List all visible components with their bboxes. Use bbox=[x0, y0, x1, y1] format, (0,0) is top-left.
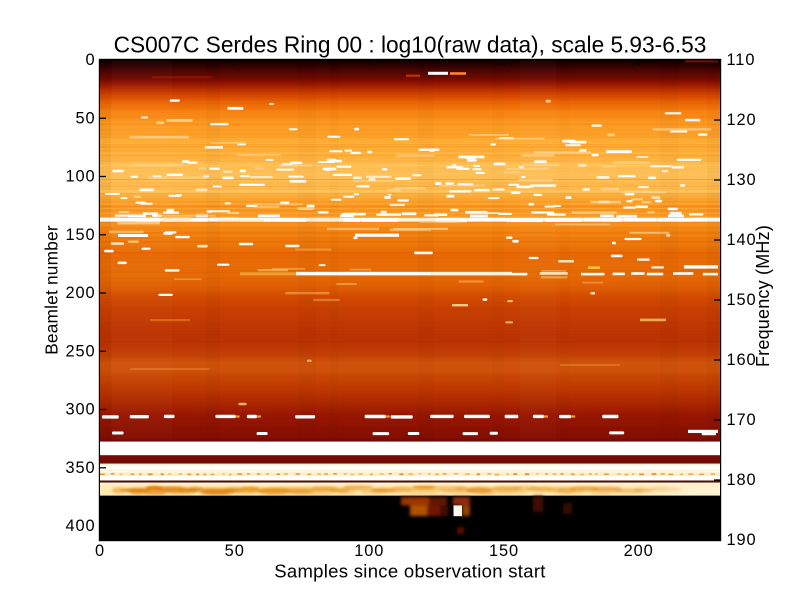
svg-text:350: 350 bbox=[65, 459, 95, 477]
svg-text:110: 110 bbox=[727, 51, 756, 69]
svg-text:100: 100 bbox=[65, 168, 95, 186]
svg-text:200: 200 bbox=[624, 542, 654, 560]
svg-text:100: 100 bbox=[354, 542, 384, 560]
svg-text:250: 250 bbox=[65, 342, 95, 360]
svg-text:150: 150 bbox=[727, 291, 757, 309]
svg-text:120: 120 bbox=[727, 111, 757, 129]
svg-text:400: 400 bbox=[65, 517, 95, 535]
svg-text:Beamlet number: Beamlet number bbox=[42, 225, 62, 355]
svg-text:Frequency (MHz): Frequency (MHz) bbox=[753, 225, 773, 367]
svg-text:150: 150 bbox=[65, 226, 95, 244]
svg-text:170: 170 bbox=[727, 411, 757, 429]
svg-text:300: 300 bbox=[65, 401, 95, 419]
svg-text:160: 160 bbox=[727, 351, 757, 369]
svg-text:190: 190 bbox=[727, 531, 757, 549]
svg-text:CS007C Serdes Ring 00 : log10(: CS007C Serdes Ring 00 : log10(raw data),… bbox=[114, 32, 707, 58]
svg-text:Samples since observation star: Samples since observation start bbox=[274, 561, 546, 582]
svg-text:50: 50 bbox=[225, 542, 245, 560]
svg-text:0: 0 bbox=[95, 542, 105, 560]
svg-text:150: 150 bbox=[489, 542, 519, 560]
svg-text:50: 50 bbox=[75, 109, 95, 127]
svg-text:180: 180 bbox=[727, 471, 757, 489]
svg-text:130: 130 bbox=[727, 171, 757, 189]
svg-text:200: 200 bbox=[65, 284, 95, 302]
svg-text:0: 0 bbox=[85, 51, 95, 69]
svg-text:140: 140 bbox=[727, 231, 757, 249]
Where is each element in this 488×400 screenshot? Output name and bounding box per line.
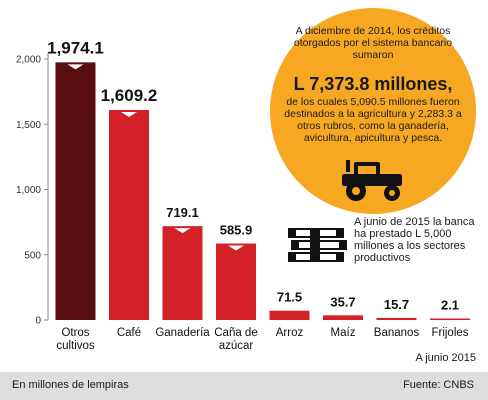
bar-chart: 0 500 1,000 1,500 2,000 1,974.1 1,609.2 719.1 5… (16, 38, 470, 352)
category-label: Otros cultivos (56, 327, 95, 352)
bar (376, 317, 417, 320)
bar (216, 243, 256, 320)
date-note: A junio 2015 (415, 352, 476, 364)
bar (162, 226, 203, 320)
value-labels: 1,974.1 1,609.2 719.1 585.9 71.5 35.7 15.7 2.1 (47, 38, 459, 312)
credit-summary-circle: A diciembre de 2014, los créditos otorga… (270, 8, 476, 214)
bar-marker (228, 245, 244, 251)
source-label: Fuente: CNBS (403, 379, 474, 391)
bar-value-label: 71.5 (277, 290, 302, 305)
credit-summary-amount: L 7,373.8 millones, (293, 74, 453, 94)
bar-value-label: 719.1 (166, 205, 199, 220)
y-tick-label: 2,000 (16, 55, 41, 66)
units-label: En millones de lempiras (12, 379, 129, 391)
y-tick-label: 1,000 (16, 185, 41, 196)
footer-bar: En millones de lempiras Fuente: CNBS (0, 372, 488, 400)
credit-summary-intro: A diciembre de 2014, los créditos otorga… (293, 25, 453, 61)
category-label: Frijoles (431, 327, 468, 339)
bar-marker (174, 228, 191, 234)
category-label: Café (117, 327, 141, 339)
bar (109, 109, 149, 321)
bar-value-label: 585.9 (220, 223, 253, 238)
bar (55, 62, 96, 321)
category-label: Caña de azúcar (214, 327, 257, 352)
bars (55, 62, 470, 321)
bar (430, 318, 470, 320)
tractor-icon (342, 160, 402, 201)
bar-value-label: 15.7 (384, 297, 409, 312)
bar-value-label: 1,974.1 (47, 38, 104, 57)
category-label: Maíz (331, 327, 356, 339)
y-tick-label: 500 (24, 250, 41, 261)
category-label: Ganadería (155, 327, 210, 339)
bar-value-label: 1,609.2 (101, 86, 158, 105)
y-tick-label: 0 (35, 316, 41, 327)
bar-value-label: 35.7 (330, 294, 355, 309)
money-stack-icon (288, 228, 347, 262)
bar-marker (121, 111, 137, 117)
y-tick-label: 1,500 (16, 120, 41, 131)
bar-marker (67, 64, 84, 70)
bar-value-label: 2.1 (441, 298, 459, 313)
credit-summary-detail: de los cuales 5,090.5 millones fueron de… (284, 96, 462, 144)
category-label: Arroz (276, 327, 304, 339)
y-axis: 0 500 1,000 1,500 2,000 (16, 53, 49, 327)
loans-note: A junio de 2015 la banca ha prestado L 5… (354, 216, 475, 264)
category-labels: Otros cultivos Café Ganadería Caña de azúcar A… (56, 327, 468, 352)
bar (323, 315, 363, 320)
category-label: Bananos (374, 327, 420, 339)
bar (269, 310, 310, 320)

####################

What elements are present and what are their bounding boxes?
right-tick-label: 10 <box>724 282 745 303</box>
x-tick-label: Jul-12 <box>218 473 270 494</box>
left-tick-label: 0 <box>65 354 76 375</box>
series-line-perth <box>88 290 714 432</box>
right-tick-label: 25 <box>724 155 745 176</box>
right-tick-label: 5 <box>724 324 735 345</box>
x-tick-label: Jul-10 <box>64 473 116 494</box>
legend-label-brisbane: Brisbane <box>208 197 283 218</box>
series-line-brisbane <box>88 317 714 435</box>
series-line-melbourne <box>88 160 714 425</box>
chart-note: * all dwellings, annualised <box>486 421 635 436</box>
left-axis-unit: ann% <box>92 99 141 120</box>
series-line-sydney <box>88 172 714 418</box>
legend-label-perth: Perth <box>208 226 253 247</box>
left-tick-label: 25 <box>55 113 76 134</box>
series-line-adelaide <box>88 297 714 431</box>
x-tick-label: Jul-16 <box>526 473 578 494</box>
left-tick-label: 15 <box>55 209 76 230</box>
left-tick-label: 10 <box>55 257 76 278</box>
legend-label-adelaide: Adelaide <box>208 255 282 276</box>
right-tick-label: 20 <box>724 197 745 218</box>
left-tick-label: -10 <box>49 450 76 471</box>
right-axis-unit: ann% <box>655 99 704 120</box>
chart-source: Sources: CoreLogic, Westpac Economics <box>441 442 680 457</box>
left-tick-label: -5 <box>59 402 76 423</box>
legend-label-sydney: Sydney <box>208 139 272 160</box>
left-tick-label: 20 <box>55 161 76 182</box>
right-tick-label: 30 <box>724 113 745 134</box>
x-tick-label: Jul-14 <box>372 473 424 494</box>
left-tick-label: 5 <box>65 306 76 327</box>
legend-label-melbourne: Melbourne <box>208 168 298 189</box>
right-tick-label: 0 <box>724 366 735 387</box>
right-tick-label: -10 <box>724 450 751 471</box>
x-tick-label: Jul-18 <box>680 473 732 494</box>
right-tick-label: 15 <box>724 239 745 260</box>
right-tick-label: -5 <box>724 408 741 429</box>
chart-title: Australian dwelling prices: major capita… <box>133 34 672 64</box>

####################

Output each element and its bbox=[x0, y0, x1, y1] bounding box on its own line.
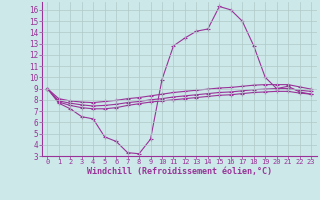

####################

• _PROBLEM STATEMENT_: Copy out the rows above from the line with "List all visible" up to and including the line with "svg-text:100: 100 bbox=[354, 542, 384, 560]", leaving out the picture.

• _ANSWER TO THIS EXERCISE_:
List all visible components with their bboxes. Use bbox=[x0, y0, x1, y1] format, (0,0) is top-left.
svg-text:350: 350 bbox=[65, 459, 95, 477]
svg-text:110: 110 bbox=[727, 51, 756, 69]
svg-text:100: 100 bbox=[65, 168, 95, 186]
svg-text:200: 200 bbox=[624, 542, 654, 560]
svg-text:100: 100 bbox=[354, 542, 384, 560]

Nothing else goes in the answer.